◆ Direction:
Only lines holding the string "object" are wanted; copy each one from the material.

(Dataset items)
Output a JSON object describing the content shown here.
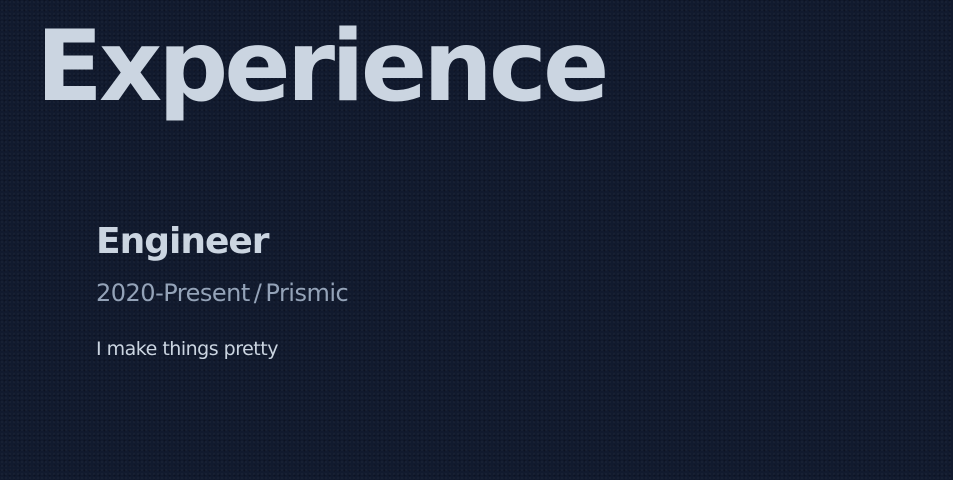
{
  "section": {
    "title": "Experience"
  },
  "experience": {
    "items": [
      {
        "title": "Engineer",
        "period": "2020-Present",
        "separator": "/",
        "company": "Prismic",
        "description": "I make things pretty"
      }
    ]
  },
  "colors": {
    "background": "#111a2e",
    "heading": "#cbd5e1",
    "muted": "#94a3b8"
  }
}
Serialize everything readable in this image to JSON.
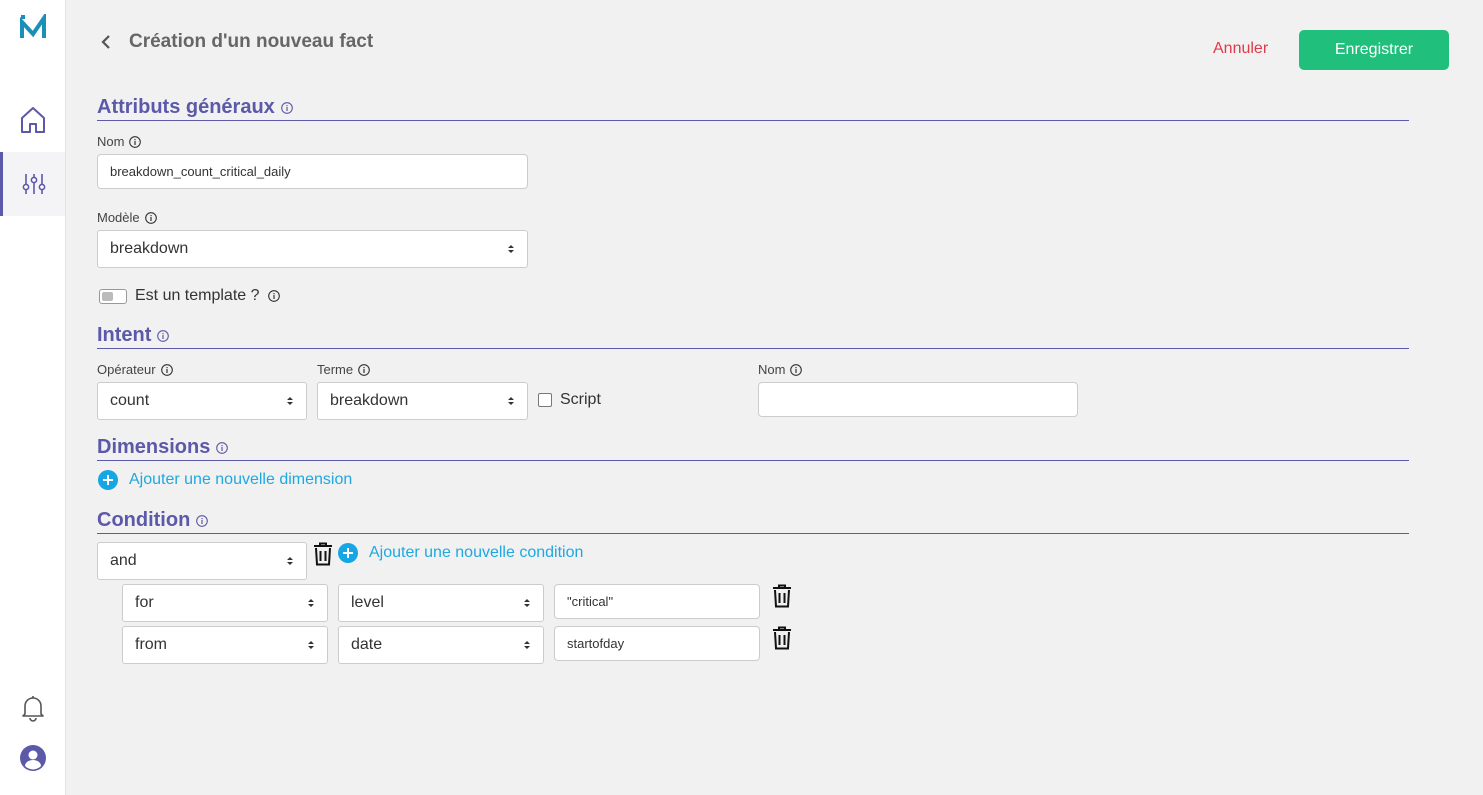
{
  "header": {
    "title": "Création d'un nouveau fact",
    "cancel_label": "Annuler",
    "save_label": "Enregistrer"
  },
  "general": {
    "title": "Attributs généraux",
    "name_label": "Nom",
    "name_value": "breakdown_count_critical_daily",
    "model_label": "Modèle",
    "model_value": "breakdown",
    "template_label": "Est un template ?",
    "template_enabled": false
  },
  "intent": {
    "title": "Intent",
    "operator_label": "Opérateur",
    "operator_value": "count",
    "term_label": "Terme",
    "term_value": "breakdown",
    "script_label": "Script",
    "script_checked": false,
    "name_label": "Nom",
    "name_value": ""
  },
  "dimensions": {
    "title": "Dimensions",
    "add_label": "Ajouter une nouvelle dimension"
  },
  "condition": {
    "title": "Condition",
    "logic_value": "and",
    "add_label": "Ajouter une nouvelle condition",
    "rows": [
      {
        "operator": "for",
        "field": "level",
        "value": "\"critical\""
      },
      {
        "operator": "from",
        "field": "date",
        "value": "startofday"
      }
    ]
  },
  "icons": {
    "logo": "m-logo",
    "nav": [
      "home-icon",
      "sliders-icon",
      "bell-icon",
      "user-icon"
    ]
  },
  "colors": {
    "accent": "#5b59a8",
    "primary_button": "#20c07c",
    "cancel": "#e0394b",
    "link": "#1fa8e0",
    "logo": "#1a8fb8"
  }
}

==

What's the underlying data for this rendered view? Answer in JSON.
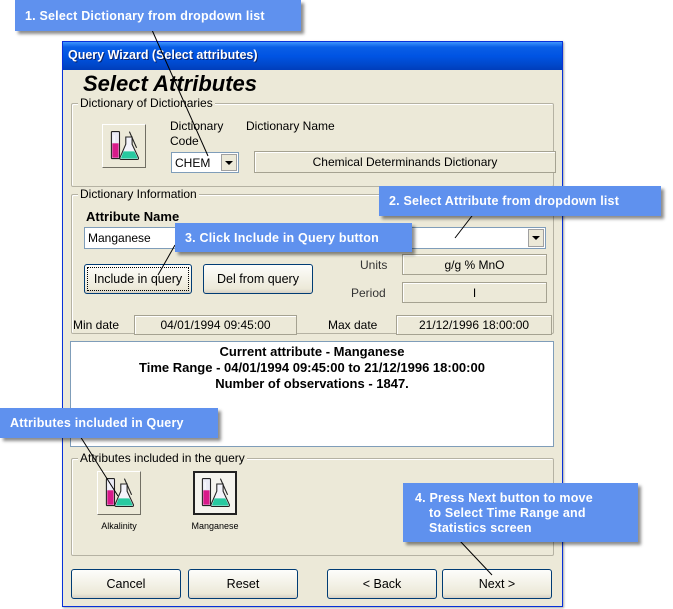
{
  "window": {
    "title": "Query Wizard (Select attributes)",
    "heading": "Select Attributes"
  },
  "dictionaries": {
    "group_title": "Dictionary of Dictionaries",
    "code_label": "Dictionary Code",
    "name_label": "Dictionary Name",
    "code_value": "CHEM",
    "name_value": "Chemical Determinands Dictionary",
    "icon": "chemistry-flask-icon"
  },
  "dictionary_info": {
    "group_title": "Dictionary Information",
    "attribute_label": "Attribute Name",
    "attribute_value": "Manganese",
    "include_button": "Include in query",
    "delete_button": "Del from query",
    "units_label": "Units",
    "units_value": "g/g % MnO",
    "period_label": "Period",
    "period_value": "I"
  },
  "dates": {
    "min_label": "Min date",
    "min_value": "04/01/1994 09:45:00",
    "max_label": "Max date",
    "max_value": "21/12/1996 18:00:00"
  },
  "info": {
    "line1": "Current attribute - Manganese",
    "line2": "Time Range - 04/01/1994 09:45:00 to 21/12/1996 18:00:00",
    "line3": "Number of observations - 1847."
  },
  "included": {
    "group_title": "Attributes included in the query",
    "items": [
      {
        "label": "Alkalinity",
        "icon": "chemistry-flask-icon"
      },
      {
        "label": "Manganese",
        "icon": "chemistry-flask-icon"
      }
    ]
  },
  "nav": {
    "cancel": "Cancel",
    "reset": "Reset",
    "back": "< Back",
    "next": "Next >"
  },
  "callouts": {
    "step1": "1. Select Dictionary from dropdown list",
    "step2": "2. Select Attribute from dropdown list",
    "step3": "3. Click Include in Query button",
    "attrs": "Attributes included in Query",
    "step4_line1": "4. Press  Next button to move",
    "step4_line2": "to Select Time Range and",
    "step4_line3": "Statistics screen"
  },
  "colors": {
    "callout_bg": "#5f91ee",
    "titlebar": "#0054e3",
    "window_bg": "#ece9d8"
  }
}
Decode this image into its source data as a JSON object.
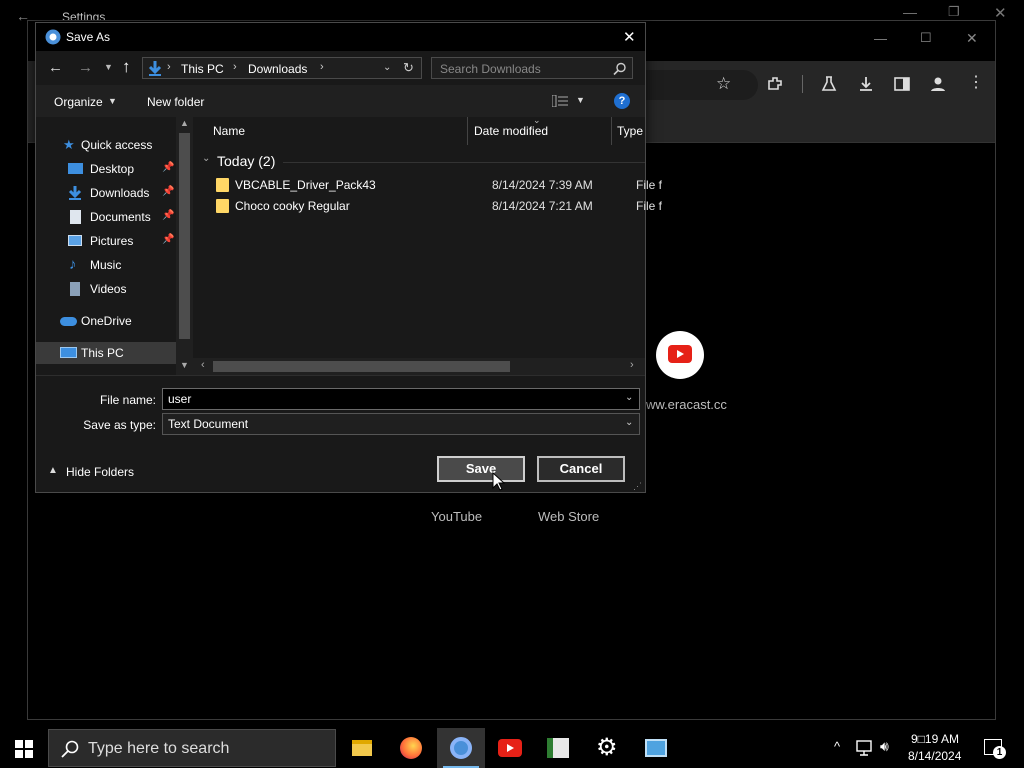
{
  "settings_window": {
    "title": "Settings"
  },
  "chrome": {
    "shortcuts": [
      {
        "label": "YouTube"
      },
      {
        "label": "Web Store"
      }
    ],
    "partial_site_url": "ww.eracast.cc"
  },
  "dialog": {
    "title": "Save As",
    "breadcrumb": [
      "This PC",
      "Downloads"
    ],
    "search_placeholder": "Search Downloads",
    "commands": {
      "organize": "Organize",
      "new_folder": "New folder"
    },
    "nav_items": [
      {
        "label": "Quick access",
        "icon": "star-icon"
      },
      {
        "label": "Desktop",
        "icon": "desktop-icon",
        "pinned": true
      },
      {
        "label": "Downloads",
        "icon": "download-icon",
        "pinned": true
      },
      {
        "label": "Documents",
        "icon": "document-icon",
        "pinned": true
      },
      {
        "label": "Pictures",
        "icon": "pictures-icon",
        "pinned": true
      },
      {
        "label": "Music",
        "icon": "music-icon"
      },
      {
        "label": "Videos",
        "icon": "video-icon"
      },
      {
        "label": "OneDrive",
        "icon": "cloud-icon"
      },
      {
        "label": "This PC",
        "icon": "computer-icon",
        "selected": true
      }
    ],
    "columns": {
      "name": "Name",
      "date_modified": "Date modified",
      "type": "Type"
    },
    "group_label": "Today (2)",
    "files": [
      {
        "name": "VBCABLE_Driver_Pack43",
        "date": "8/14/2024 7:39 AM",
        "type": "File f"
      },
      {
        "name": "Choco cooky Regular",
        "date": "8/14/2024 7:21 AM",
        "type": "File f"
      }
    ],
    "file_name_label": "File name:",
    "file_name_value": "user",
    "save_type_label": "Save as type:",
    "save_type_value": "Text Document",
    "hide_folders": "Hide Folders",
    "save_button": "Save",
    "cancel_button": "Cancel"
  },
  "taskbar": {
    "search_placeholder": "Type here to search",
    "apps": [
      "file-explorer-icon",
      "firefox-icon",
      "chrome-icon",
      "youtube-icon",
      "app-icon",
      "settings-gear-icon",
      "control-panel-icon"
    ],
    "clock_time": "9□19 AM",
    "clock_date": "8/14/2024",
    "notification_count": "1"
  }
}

◆ Result:
Output a JSON object describing the content shown here.
Decode this image into its source data as a JSON object.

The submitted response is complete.